= What is being asked =
Give back the full listing verbatim, apart from its images.

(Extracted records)
──────
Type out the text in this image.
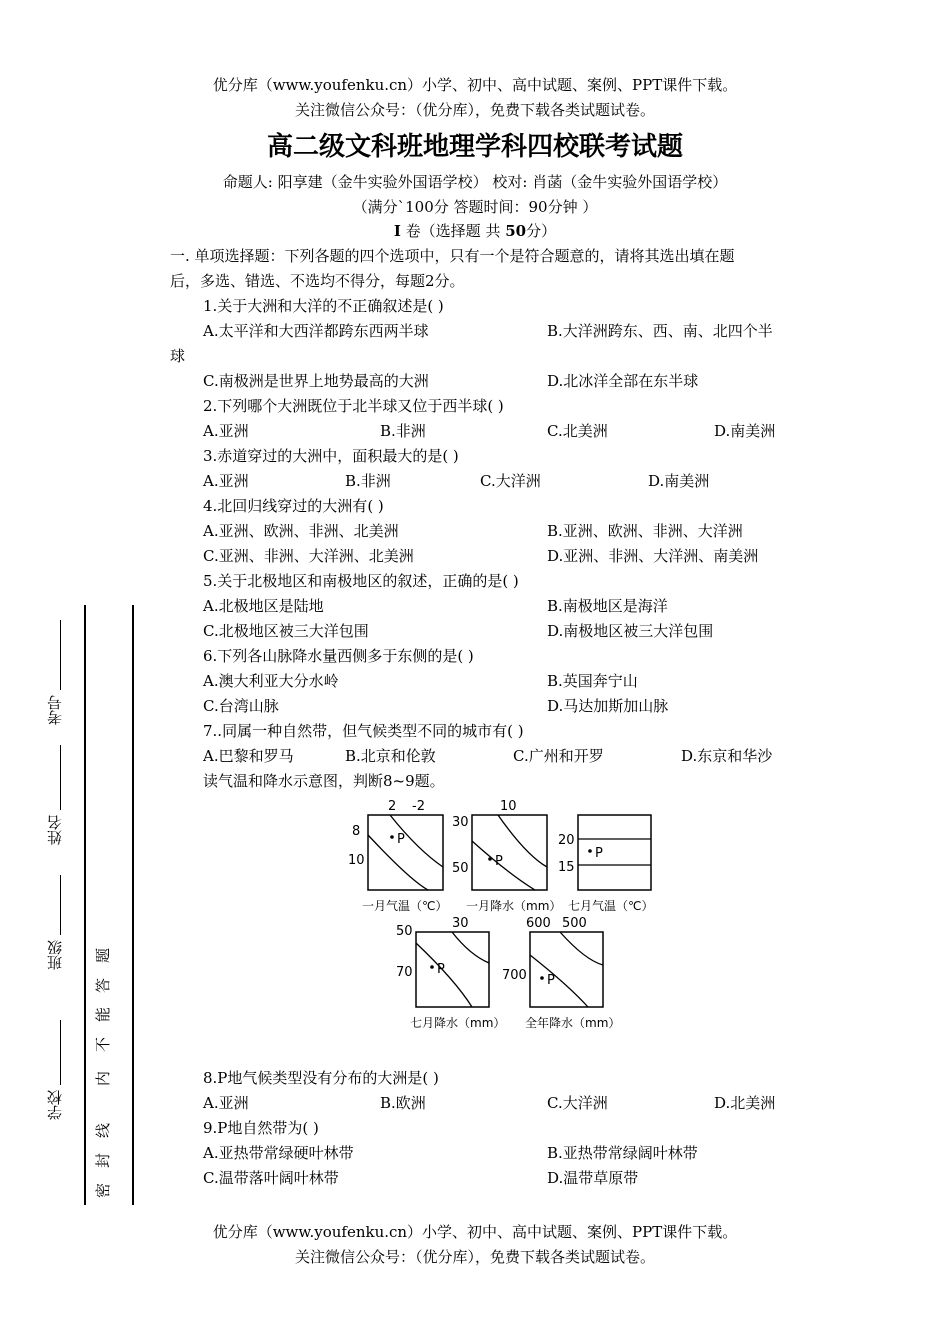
优分库（www.youfenku.cn）小学、初中、高中试题、案例、PPT课件下载。
关注微信公众号：（优分库），免费下载各类试题试卷。
高二级文科班地理学科四校联考试题
命题人: 阳享建（金牛实验外国语学校） 校对: 肖菡（金牛实验外国语学校）
（满分`100分 答题时间：90分钟 ）
I 卷（选择题 共 50分）
一. 单项选择题：下列各题的四个选项中，只有一个是符合题意的，请将其选出填在题
后，多选、错选、不选均不得分，每题2分。
1.关于大洲和大洋的不正确叙述是( )
A.太平洋和大西洋都跨东西两半球	B.大洋洲跨东、西、南、北四个半
球
C.南极洲是世界上地势最高的大洲	D.北冰洋全部在东半球
2.下列哪个大洲既位于北半球又位于西半球( )
A.亚洲	B.非洲	C.北美洲	D.南美洲
3.赤道穿过的大洲中，面积最大的是( )
A.亚洲	B.非洲	C.大洋洲	D.南美洲
4.北回归线穿过的大洲有( )
A.亚洲、欧洲、非洲、北美洲	B.亚洲、欧洲、非洲、大洋洲
C.亚洲、非洲、大洋洲、北美洲	D.亚洲、非洲、大洋洲、南美洲
5.关于北极地区和南极地区的叙述，正确的是( )
A.北极地区是陆地	B.南极地区是海洋
C.北极地区被三大洋包围	D.南极地区被三大洋包围
6.下列各山脉降水量西侧多于东侧的是( )
A.澳大利亚大分水岭	B.英国奔宁山
C.台湾山脉	D.马达加斯加山脉
7..同属一种自然带，但气候类型不同的城市有( )
A.巴黎和罗马	B.北京和伦敦	C.广州和开罗	D.东京和华沙
读气温和降水示意图，判断8~9题。
2 -2
8
10
P
一月气温（℃）
10
30
50 P
一月降水（mm）
20
15
P
七月气温（℃）
30
50
70 P
七月降水（mm）
600 500
700 P
全年降水（mm）
8.P地气候类型没有分布的大洲是( )
A.亚洲	B.欧洲	C.大洋洲	D.北美洲
9.P地自然带为( )
A.亚热带常绿硬叶林带	B.亚热带常绿阔叶林带
C.温带落叶阔叶林带	D.温带草原带
考号
姓名
班级
学校
密
封
线
内
不
能
答
题
优分库（www.youfenku.cn）小学、初中、高中试题、案例、PPT课件下载。
关注微信公众号：（优分库），免费下载各类试题试卷。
──────
= Worked solution =
Type out the text in this image.
优分库（www.youfenku.cn）小学、初中、高中试题、案例、PPT课件下载。
关注微信公众号：（优分库），免费下载各类试题试卷。
高二级文科班地理学科四校联考试题
命题人: 阳享建（金牛实验外国语学校） 校对: 肖菡（金牛实验外国语学校）
（满分`100分 答题时间：90分钟 ）
I 卷（选择题 共 50分）
一. 单项选择题：下列各题的四个选项中，只有一个是符合题意的，请将其选出填在题
后，多选、错选、不选均不得分，每题2分。
1.关于大洲和大洋的不正确叙述是( )
A.太平洋和大西洋都跨东西两半球	B.大洋洲跨东、西、南、北四个半
球
C.南极洲是世界上地势最高的大洲	D.北冰洋全部在东半球
2.下列哪个大洲既位于北半球又位于西半球( )
A.亚洲	B.非洲	C.北美洲	D.南美洲
3.赤道穿过的大洲中，面积最大的是( )
A.亚洲	B.非洲	C.大洋洲	D.南美洲
4.北回归线穿过的大洲有( )
A.亚洲、欧洲、非洲、北美洲	B.亚洲、欧洲、非洲、大洋洲
C.亚洲、非洲、大洋洲、北美洲	D.亚洲、非洲、大洋洲、南美洲
5.关于北极地区和南极地区的叙述，正确的是( )
A.北极地区是陆地	B.南极地区是海洋
C.北极地区被三大洋包围	D.南极地区被三大洋包围
6.下列各山脉降水量西侧多于东侧的是( )
A.澳大利亚大分水岭	B.英国奔宁山
C.台湾山脉	D.马达加斯加山脉
7..同属一种自然带，但气候类型不同的城市有( )
A.巴黎和罗马	B.北京和伦敦	C.广州和开罗	D.东京和华沙
读气温和降水示意图，判断8~9题。
2 -2
8
10
P
一月气温（℃）
10
30
50 P
一月降水（mm）
20
15
P
七月气温（℃）
30
50
70 P
七月降水（mm）
600 500
700 P
全年降水（mm）
8.P地气候类型没有分布的大洲是( )
A.亚洲	B.欧洲	C.大洋洲	D.北美洲
9.P地自然带为( )
A.亚热带常绿硬叶林带	B.亚热带常绿阔叶林带
C.温带落叶阔叶林带	D.温带草原带
考号
姓名
班级
学校
密
封
线
内
不
能
答
题
优分库（www.youfenku.cn）小学、初中、高中试题、案例、PPT课件下载。
关注微信公众号：（优分库），免费下载各类试题试卷。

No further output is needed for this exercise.